┌─ RECORDS FOR THE TASK

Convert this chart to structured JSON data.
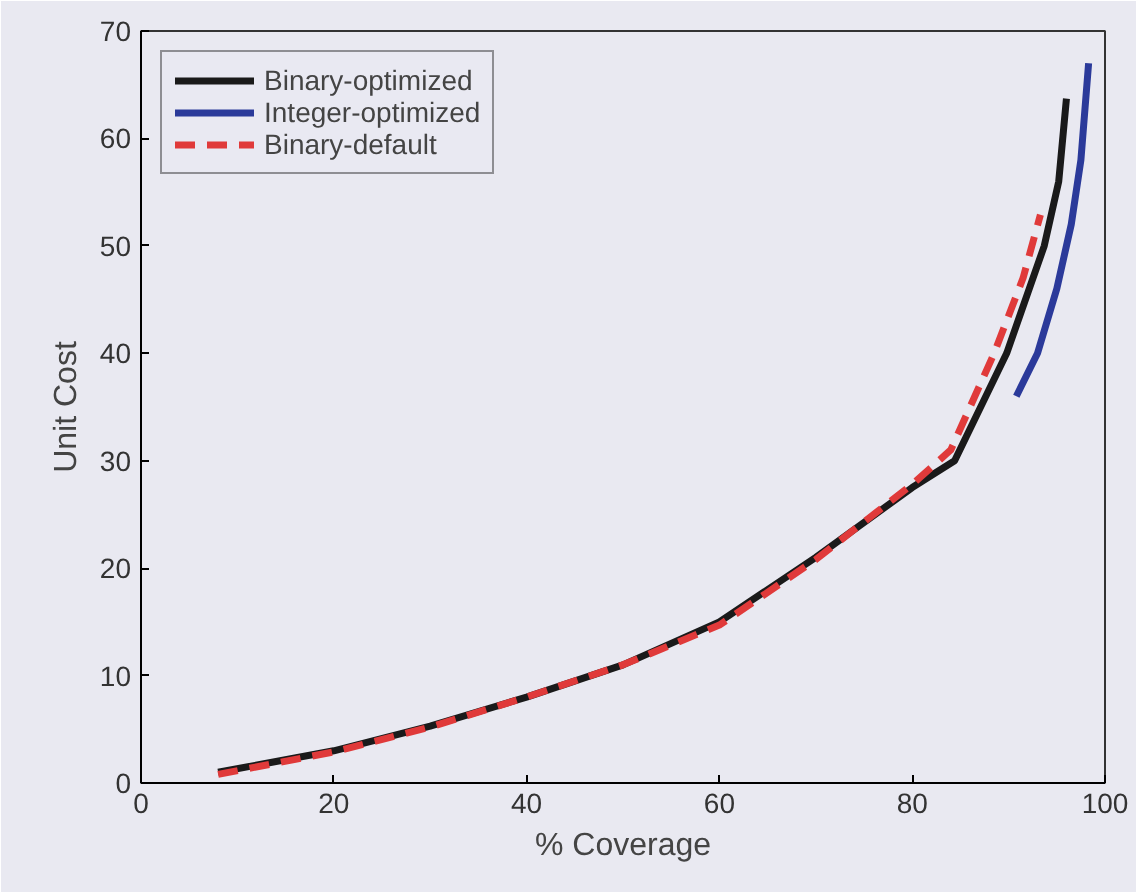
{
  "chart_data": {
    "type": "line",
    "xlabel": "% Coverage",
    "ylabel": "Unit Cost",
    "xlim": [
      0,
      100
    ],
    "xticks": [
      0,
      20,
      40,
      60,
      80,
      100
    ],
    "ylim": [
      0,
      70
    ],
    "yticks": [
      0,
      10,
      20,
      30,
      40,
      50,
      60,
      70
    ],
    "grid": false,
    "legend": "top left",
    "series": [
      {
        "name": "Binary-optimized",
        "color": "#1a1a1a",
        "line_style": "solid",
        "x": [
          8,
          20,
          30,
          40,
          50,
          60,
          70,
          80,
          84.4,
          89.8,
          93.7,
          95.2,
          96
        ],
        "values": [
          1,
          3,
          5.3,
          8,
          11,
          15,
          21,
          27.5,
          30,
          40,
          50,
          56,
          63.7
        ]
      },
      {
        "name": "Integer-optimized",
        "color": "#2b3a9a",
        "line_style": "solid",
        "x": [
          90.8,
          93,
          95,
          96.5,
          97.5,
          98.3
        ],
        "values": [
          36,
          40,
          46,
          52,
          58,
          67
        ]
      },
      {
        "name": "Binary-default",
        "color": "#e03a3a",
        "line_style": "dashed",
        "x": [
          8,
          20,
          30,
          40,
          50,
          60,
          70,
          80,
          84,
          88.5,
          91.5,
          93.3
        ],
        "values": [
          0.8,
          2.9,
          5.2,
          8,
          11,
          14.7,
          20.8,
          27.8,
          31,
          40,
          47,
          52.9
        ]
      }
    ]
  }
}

└─
┌─ RECORDS FOR THE TASK

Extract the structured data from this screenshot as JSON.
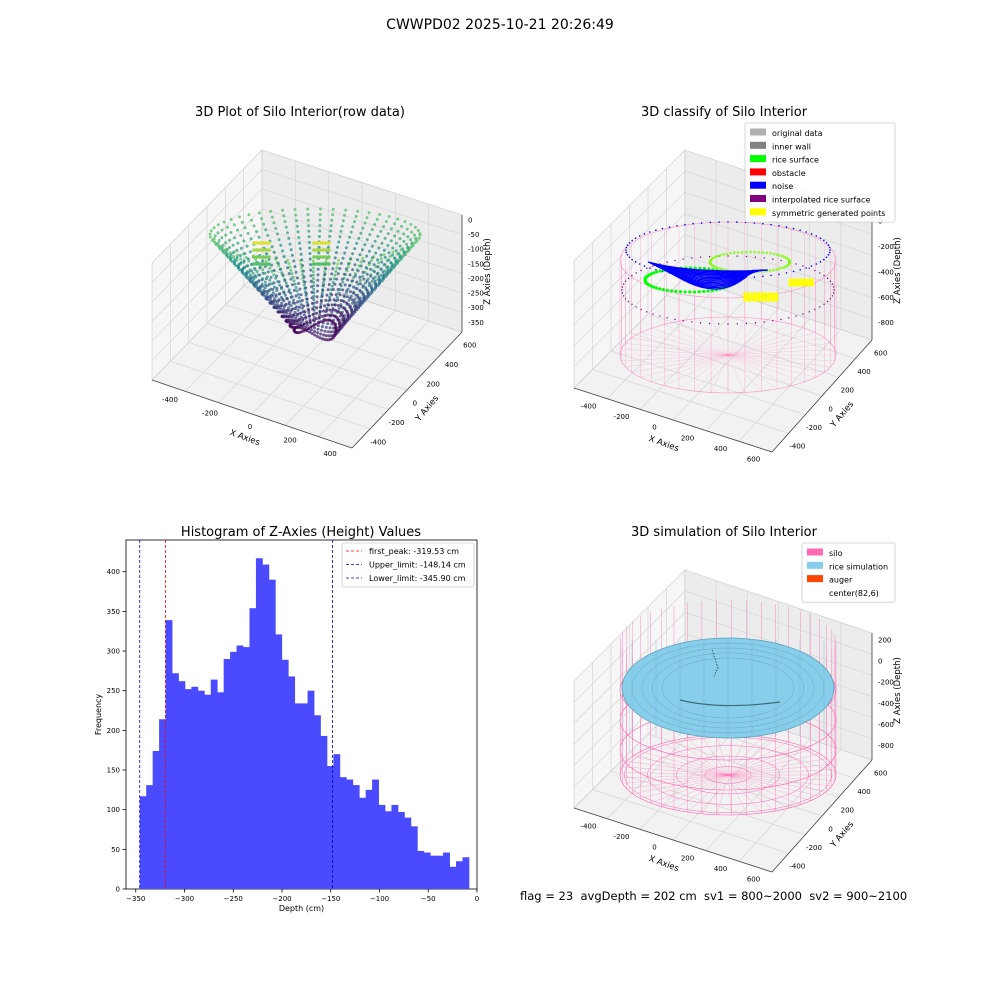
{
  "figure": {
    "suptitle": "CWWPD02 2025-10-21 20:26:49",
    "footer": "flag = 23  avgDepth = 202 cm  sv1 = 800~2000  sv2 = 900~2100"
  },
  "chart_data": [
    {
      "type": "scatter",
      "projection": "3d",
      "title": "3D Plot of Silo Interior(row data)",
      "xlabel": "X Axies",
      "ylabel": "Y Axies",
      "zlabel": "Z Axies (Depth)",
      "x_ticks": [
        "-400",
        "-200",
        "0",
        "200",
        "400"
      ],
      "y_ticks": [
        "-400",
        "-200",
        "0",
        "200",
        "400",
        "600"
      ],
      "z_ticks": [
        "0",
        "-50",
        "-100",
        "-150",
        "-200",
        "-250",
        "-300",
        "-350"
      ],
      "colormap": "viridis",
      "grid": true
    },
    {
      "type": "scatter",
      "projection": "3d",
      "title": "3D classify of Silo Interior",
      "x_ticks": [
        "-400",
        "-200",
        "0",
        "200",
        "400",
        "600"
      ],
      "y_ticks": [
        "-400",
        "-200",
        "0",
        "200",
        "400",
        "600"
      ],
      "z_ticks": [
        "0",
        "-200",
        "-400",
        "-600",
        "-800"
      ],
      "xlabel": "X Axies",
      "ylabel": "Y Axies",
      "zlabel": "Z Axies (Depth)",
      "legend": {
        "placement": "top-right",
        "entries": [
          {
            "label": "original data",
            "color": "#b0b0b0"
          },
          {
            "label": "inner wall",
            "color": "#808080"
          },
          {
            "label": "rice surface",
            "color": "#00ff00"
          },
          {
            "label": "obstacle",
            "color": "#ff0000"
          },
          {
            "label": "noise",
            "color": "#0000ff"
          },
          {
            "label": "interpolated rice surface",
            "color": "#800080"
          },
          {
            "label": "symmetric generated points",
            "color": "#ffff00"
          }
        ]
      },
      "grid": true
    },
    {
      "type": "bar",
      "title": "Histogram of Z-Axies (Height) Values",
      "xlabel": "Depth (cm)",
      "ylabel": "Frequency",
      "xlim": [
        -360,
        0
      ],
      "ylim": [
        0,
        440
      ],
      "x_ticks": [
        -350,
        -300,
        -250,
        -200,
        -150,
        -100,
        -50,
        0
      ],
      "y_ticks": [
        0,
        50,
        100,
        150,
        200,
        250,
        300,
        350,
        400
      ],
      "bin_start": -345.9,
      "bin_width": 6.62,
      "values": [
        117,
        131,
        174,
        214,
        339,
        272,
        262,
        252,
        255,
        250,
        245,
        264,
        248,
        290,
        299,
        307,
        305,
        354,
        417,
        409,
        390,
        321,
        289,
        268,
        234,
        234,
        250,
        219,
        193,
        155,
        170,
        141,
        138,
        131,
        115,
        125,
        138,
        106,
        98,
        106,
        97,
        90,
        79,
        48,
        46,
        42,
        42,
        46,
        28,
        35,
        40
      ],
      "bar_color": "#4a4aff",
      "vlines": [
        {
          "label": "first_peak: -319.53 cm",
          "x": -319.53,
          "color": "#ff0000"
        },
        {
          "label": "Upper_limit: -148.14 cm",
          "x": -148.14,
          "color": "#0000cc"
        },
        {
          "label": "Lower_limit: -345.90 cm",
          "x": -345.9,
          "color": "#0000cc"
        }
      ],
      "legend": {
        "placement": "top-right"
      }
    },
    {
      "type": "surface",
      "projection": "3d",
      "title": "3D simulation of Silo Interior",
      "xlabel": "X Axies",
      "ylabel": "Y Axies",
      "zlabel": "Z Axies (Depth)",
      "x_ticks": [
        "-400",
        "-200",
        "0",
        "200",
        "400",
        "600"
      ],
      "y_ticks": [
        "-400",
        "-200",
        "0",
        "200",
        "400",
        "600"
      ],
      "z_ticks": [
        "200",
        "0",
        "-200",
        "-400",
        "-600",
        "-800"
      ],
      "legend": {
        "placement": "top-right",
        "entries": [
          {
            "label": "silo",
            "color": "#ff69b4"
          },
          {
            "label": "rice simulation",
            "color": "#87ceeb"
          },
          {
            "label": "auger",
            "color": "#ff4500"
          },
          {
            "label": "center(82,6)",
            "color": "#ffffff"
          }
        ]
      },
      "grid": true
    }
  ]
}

└─
┌─ RECORDS FOR THE TASK

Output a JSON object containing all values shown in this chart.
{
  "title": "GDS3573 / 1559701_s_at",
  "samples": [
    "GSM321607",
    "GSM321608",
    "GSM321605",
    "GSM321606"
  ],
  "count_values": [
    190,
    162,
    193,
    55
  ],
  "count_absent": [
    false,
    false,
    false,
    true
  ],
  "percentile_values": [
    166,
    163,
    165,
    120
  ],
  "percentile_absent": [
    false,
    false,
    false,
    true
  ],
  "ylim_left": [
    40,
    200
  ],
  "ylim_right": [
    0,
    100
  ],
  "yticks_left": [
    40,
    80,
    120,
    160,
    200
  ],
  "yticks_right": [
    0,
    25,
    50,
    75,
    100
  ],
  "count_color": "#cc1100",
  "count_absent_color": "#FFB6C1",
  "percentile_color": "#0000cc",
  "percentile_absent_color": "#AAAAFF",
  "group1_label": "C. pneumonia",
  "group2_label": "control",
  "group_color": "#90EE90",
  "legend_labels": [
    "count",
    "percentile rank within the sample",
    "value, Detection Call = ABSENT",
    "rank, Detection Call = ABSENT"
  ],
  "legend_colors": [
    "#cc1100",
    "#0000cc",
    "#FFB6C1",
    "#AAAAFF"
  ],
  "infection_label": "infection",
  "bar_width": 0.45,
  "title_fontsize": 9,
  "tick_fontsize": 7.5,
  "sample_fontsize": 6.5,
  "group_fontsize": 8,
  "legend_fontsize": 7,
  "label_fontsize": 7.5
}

└─

** STATED GOAL **
Pick each line holding the word "structured" out of the listing.

** ANSWER TO THE EXERCISE **
Convert this chart to structured JSON data.
Extract the structured data from this screenshot as JSON.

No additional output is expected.